** Task description **
Print verbatim the rows below, from the line with "heatmap-cell: [153, 424, 156, 429]" to the line with "heatmap-cell: [165, 214, 168, 219]", including both of those lines and nothing else.

** Dataset records **
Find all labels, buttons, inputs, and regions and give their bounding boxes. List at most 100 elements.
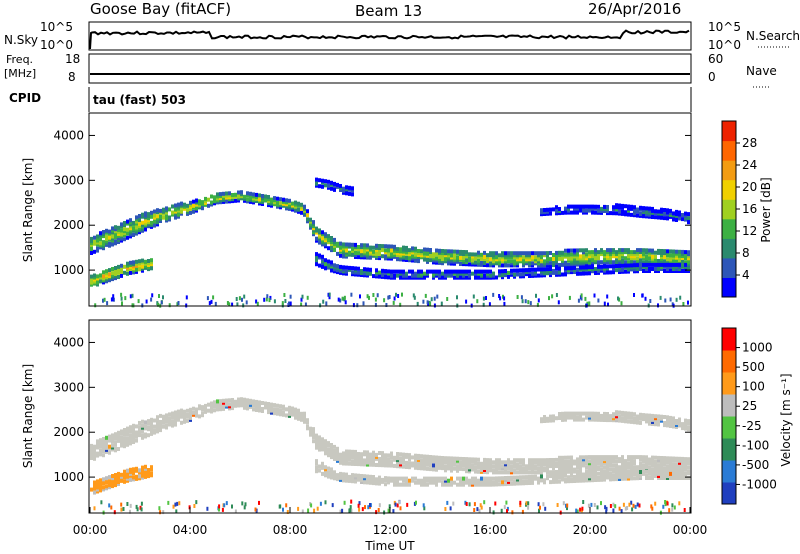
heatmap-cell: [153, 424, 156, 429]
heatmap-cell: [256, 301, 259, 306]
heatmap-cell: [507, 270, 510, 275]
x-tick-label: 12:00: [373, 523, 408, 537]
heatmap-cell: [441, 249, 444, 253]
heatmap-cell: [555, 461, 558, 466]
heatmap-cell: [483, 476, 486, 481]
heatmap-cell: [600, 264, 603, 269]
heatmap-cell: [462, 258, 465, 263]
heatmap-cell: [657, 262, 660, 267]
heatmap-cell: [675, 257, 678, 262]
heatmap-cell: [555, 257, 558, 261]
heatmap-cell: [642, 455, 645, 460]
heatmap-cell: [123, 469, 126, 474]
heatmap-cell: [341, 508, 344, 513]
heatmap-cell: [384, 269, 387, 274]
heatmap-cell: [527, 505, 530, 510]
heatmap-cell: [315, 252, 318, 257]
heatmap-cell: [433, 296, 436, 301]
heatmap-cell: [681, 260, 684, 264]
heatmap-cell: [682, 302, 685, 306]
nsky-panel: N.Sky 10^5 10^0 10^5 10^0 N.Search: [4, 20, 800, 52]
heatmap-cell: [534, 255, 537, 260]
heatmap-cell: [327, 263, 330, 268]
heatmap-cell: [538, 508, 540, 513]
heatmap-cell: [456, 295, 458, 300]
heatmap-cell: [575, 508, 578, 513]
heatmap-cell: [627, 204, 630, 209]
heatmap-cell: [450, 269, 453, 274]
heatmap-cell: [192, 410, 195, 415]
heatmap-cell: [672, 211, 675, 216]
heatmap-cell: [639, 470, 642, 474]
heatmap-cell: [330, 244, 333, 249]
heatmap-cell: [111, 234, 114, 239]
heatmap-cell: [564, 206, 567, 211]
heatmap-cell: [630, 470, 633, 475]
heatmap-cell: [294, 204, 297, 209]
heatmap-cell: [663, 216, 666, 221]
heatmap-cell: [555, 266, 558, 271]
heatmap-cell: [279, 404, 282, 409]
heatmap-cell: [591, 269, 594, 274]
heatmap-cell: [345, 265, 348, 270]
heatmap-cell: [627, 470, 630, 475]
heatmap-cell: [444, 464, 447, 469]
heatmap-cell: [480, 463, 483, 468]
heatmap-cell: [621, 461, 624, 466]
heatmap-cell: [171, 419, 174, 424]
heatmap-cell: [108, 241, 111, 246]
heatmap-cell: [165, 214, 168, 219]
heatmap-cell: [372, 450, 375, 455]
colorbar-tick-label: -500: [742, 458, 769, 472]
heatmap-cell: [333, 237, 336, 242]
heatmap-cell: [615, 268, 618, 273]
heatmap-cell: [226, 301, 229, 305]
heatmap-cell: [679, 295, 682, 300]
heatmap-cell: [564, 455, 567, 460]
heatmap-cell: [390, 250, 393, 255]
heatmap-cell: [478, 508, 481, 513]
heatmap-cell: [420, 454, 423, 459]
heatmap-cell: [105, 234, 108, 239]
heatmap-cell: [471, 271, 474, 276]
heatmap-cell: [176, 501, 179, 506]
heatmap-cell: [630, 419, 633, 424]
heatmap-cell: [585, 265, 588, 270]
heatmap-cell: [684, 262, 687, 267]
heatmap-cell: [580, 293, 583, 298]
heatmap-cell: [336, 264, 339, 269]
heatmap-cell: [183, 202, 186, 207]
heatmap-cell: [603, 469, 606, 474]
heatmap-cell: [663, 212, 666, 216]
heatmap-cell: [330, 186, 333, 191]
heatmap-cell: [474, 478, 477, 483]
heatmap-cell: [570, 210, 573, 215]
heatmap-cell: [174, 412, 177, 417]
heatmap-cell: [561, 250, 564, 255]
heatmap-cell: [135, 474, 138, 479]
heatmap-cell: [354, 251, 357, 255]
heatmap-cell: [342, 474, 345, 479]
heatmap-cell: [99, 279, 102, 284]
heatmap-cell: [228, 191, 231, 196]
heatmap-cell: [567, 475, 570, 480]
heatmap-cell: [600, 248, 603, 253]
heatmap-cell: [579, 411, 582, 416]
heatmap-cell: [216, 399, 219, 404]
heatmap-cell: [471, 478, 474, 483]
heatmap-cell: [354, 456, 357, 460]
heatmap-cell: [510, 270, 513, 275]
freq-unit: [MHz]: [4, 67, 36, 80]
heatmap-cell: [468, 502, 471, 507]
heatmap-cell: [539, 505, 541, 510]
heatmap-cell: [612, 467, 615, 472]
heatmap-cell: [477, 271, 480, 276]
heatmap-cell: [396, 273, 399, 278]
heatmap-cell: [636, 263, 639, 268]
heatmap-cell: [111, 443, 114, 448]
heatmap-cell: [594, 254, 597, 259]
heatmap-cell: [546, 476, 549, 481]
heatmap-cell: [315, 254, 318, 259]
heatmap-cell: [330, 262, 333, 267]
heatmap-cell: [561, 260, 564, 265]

...

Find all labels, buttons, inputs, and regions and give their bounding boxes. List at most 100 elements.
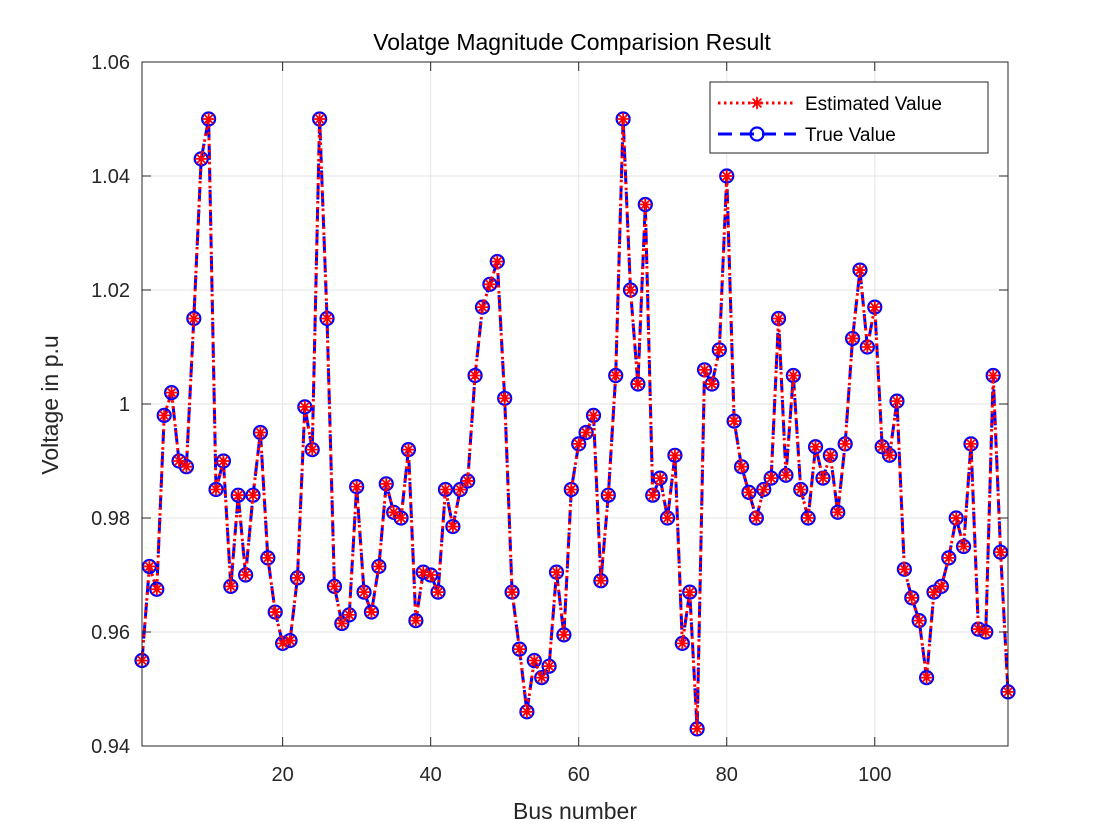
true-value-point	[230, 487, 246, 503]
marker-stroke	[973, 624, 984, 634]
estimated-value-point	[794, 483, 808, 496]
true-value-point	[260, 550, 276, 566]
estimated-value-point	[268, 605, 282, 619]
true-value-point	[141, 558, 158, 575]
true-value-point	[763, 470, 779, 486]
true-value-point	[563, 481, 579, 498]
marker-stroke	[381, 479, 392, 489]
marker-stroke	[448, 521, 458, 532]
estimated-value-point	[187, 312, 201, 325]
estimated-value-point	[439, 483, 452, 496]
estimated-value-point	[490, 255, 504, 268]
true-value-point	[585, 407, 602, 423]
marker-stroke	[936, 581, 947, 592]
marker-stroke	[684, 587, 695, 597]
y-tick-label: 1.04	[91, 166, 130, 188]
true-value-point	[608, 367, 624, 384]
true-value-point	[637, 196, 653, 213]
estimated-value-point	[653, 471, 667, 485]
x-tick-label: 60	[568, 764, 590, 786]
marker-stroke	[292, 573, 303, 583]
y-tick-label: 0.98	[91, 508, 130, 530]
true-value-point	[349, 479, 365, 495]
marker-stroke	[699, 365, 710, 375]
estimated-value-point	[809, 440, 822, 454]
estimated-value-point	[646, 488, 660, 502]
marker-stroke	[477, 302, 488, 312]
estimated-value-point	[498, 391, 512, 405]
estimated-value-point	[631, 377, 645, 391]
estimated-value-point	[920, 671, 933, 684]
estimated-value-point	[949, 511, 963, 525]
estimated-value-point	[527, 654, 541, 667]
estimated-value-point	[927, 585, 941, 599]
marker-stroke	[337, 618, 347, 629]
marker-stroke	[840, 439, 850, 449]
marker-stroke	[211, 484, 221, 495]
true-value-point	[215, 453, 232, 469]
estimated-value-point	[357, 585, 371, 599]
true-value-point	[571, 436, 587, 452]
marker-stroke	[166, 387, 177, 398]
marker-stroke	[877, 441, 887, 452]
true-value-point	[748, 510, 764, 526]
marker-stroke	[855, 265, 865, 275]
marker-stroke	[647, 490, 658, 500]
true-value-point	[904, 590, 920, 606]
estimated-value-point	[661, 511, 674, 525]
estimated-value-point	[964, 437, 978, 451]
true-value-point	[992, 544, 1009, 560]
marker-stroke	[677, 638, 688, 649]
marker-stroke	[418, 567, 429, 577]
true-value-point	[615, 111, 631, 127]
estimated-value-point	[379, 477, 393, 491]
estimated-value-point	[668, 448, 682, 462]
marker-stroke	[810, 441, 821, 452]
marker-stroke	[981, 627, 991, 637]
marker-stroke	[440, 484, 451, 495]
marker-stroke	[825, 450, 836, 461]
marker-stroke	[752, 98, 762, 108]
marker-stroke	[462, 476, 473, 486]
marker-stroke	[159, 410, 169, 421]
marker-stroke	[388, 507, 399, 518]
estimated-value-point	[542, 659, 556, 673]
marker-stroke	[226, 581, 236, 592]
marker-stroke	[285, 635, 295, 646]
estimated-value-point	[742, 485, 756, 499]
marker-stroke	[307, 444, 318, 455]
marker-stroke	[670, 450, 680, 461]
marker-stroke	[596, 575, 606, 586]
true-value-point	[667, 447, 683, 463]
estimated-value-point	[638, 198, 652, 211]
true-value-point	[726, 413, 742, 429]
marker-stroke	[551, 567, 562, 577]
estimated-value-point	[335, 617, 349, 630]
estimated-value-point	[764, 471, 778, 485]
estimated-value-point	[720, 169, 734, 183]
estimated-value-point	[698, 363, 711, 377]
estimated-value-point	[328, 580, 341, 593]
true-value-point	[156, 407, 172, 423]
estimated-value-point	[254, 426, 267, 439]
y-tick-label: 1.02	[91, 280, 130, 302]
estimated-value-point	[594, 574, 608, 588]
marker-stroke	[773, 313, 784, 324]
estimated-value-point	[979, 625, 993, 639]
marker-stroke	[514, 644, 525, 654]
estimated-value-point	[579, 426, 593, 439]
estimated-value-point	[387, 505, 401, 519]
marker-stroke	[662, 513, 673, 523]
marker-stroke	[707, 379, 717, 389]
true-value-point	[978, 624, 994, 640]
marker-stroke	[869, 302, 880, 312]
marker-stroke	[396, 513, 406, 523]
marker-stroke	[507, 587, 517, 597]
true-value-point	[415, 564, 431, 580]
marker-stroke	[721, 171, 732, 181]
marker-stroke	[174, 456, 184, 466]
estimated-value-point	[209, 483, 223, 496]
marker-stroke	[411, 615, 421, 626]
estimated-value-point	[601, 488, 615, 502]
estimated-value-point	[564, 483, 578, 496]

** Full answer **
heatmap-cell: [153, 424, 156, 429]
heatmap-cell: [256, 301, 259, 306]
heatmap-cell: [507, 270, 510, 275]
x-tick-label: 12:00: [373, 523, 408, 537]
heatmap-cell: [441, 249, 444, 253]
heatmap-cell: [555, 461, 558, 466]
heatmap-cell: [483, 476, 486, 481]
heatmap-cell: [600, 264, 603, 269]
heatmap-cell: [462, 258, 465, 263]
heatmap-cell: [657, 262, 660, 267]
heatmap-cell: [675, 257, 678, 262]
heatmap-cell: [555, 257, 558, 261]
heatmap-cell: [642, 455, 645, 460]
heatmap-cell: [123, 469, 126, 474]
heatmap-cell: [341, 508, 344, 513]
heatmap-cell: [384, 269, 387, 274]
heatmap-cell: [527, 505, 530, 510]
heatmap-cell: [315, 252, 318, 257]
heatmap-cell: [433, 296, 436, 301]
heatmap-cell: [681, 260, 684, 264]
heatmap-cell: [682, 302, 685, 306]
nsky-panel: N.Sky 10^5 10^0 10^5 10^0 N.Search: [4, 20, 800, 52]
heatmap-cell: [534, 255, 537, 260]
heatmap-cell: [327, 263, 330, 268]
heatmap-cell: [538, 508, 540, 513]
heatmap-cell: [456, 295, 458, 300]
heatmap-cell: [575, 508, 578, 513]
heatmap-cell: [627, 204, 630, 209]
heatmap-cell: [450, 269, 453, 274]
heatmap-cell: [192, 410, 195, 415]
heatmap-cell: [672, 211, 675, 216]
heatmap-cell: [639, 470, 642, 474]
heatmap-cell: [330, 244, 333, 249]
heatmap-cell: [111, 234, 114, 239]
heatmap-cell: [564, 206, 567, 211]
heatmap-cell: [630, 470, 633, 475]
heatmap-cell: [294, 204, 297, 209]
heatmap-cell: [663, 216, 666, 221]
heatmap-cell: [555, 266, 558, 271]
heatmap-cell: [279, 404, 282, 409]
heatmap-cell: [591, 269, 594, 274]
heatmap-cell: [345, 265, 348, 270]
heatmap-cell: [627, 470, 630, 475]
heatmap-cell: [444, 464, 447, 469]
heatmap-cell: [480, 463, 483, 468]
heatmap-cell: [621, 461, 624, 466]
heatmap-cell: [171, 419, 174, 424]
heatmap-cell: [108, 241, 111, 246]
heatmap-cell: [165, 214, 168, 219]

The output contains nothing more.